* YOUR INSTRUCTIONS *
Restate, word for word, all of the material shown below.

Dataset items
******

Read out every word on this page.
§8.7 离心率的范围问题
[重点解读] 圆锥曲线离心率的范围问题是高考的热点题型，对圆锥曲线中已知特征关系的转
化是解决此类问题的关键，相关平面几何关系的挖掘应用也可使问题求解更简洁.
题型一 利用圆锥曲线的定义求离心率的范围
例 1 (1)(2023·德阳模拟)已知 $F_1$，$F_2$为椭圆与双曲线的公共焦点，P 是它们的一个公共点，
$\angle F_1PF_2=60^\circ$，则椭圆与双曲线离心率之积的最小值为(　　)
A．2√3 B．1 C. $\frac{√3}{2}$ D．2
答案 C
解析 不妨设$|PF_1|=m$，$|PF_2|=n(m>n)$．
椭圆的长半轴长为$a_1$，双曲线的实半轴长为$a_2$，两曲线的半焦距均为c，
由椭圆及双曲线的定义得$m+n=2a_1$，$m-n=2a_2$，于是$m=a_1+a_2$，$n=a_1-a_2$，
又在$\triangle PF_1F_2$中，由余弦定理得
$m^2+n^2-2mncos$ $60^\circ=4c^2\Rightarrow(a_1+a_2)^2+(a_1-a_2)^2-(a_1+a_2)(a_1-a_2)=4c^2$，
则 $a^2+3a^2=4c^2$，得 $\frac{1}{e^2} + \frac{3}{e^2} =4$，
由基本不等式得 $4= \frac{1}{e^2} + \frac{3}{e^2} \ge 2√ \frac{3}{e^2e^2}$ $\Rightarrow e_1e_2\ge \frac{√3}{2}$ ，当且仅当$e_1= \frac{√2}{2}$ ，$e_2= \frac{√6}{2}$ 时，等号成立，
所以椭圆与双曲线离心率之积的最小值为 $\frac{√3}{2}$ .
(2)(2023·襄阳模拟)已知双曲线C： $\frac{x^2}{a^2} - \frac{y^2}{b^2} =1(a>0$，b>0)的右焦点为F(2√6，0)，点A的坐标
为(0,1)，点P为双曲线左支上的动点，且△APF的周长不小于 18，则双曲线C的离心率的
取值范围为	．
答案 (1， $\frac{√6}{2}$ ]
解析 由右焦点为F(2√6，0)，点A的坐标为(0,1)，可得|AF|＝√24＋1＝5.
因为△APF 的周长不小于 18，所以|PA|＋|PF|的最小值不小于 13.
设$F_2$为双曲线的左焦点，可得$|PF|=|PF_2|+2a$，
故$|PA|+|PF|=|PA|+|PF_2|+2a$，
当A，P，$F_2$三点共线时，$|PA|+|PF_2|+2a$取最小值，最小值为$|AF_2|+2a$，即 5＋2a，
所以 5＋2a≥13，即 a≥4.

******

* OUTPUT BELOW *
Read out every word on this page.
§8.7 离心率的范围问题
[重点解读] 圆锥曲线离心率的范围问题是高考的热点题型，对圆锥曲线中已知特征关系的转
化是解决此类问题的关键，相关平面几何关系的挖掘应用也可使问题求解更简洁.
题型一 利用圆锥曲线的定义求离心率的范围
例 1 (1)(2023·德阳模拟)已知 $F_1$，$F_2$为椭圆与双曲线的公共焦点，P 是它们的一个公共点，
$\angle F_1PF_2=60^\circ$，则椭圆与双曲线离心率之积的最小值为(　　)
A．2√3 B．1 C. $\frac{√3}{2}$ D．2
答案 C
解析 不妨设$|PF_1|=m$，$|PF_2|=n(m>n)$．
椭圆的长半轴长为$a_1$，双曲线的实半轴长为$a_2$，两曲线的半焦距均为c，
由椭圆及双曲线的定义得$m+n=2a_1$，$m-n=2a_2$，于是$m=a_1+a_2$，$n=a_1-a_2$，
又在$\triangle PF_1F_2$中，由余弦定理得
$m^2+n^2-2mncos$ $60^\circ=4c^2\Rightarrow(a_1+a_2)^2+(a_1-a_2)^2-(a_1+a_2)(a_1-a_2)=4c^2$，
则 $a^2+3a^2=4c^2$，得 $\frac{1}{e^2} + \frac{3}{e^2} =4$，
由基本不等式得 $4= \frac{1}{e^2} + \frac{3}{e^2} \ge 2√ \frac{3}{e^2e^2}$ $\Rightarrow e_1e_2\ge \frac{√3}{2}$ ，当且仅当$e_1= \frac{√2}{2}$ ，$e_2= \frac{√6}{2}$ 时，等号成立，
所以椭圆与双曲线离心率之积的最小值为 $\frac{√3}{2}$ .
(2)(2023·襄阳模拟)已知双曲线C： $\frac{x^2}{a^2} - \frac{y^2}{b^2} =1(a>0$，b>0)的右焦点为F(2√6，0)，点A的坐标
为(0,1)，点P为双曲线左支上的动点，且△APF的周长不小于 18，则双曲线C的离心率的
取值范围为	．
答案 (1， $\frac{√6}{2}$ ]
解析 由右焦点为F(2√6，0)，点A的坐标为(0,1)，可得|AF|＝√24＋1＝5.
因为△APF 的周长不小于 18，所以|PA|＋|PF|的最小值不小于 13.
设$F_2$为双曲线的左焦点，可得$|PF|=|PF_2|+2a$，
故$|PA|+|PF|=|PA|+|PF_2|+2a$，
当A，P，$F_2$三点共线时，$|PA|+|PF_2|+2a$取最小值，最小值为$|AF_2|+2a$，即 5＋2a，
所以 5＋2a≥13，即 a≥4.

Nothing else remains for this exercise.